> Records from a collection
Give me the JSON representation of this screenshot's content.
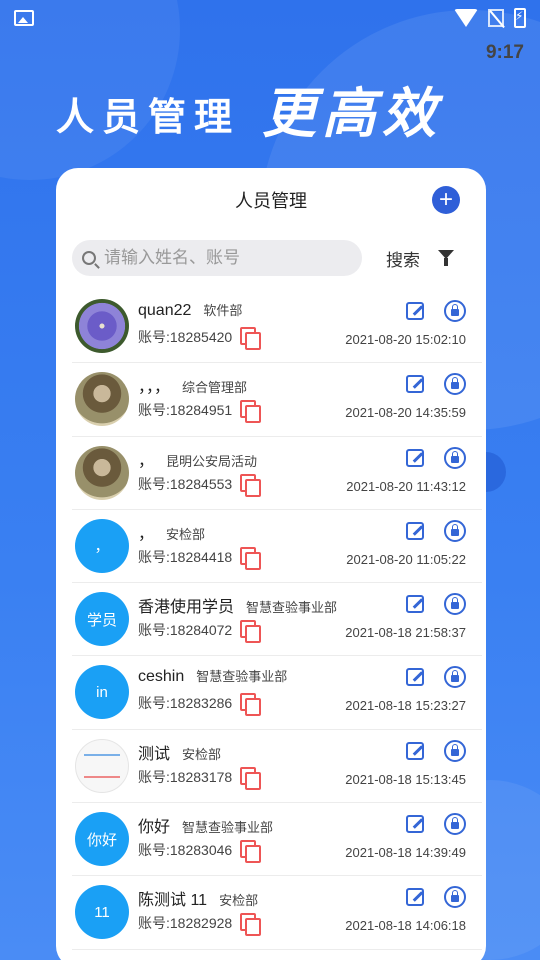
{
  "status_bar": {
    "time": "9:17"
  },
  "hero": {
    "title_left": "人员管理",
    "title_right": "更高效"
  },
  "card": {
    "title": "人员管理"
  },
  "search": {
    "placeholder": "请输入姓名、账号",
    "button_label": "搜索"
  },
  "people": [
    {
      "name": "quan22",
      "dept": "软件部",
      "account": "账号:18285420",
      "time": "2021-08-20 15:02:10",
      "avatar_type": "flower",
      "avatar_text": ""
    },
    {
      "name": "，，，",
      "dept": "综合管理部",
      "account": "账号:18284951",
      "time": "2021-08-20 14:35:59",
      "avatar_type": "photo",
      "avatar_text": ""
    },
    {
      "name": "，",
      "dept": "昆明公安局活动",
      "account": "账号:18284553",
      "time": "2021-08-20 11:43:12",
      "avatar_type": "photo",
      "avatar_text": ""
    },
    {
      "name": "，",
      "dept": "安检部",
      "account": "账号:18284418",
      "time": "2021-08-20 11:05:22",
      "avatar_type": "blue",
      "avatar_text": "，"
    },
    {
      "name": "香港使用学员",
      "dept": "智慧查验事业部",
      "account": "账号:18284072",
      "time": "2021-08-18 21:58:37",
      "avatar_type": "blue",
      "avatar_text": "学员"
    },
    {
      "name": "ceshin",
      "dept": "智慧查验事业部",
      "account": "账号:18283286",
      "time": "2021-08-18 15:23:27",
      "avatar_type": "blue",
      "avatar_text": "in"
    },
    {
      "name": "测试",
      "dept": "安检部",
      "account": "账号:18283178",
      "time": "2021-08-18 15:13:45",
      "avatar_type": "doc",
      "avatar_text": ""
    },
    {
      "name": "你好",
      "dept": "智慧查验事业部",
      "account": "账号:18283046",
      "time": "2021-08-18 14:39:49",
      "avatar_type": "blue",
      "avatar_text": "你好"
    },
    {
      "name": "陈测试 11",
      "dept": "安检部",
      "account": "账号:18282928",
      "time": "2021-08-18 14:06:18",
      "avatar_type": "blue",
      "avatar_text": "11"
    }
  ]
}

> WHAT IS ASKED
Every line is to be duplicated exactly, though pictures stay out.

> ANSWER TO THE PROBLEM
Give me the JSON representation of this screenshot's content.
{
  "status_bar": {
    "time": "9:17"
  },
  "hero": {
    "title_left": "人员管理",
    "title_right": "更高效"
  },
  "card": {
    "title": "人员管理"
  },
  "search": {
    "placeholder": "请输入姓名、账号",
    "button_label": "搜索"
  },
  "people": [
    {
      "name": "quan22",
      "dept": "软件部",
      "account": "账号:18285420",
      "time": "2021-08-20 15:02:10",
      "avatar_type": "flower",
      "avatar_text": ""
    },
    {
      "name": "，，，",
      "dept": "综合管理部",
      "account": "账号:18284951",
      "time": "2021-08-20 14:35:59",
      "avatar_type": "photo",
      "avatar_text": ""
    },
    {
      "name": "，",
      "dept": "昆明公安局活动",
      "account": "账号:18284553",
      "time": "2021-08-20 11:43:12",
      "avatar_type": "photo",
      "avatar_text": ""
    },
    {
      "name": "，",
      "dept": "安检部",
      "account": "账号:18284418",
      "time": "2021-08-20 11:05:22",
      "avatar_type": "blue",
      "avatar_text": "，"
    },
    {
      "name": "香港使用学员",
      "dept": "智慧查验事业部",
      "account": "账号:18284072",
      "time": "2021-08-18 21:58:37",
      "avatar_type": "blue",
      "avatar_text": "学员"
    },
    {
      "name": "ceshin",
      "dept": "智慧查验事业部",
      "account": "账号:18283286",
      "time": "2021-08-18 15:23:27",
      "avatar_type": "blue",
      "avatar_text": "in"
    },
    {
      "name": "测试",
      "dept": "安检部",
      "account": "账号:18283178",
      "time": "2021-08-18 15:13:45",
      "avatar_type": "doc",
      "avatar_text": ""
    },
    {
      "name": "你好",
      "dept": "智慧查验事业部",
      "account": "账号:18283046",
      "time": "2021-08-18 14:39:49",
      "avatar_type": "blue",
      "avatar_text": "你好"
    },
    {
      "name": "陈测试 11",
      "dept": "安检部",
      "account": "账号:18282928",
      "time": "2021-08-18 14:06:18",
      "avatar_type": "blue",
      "avatar_text": "11"
    }
  ]
}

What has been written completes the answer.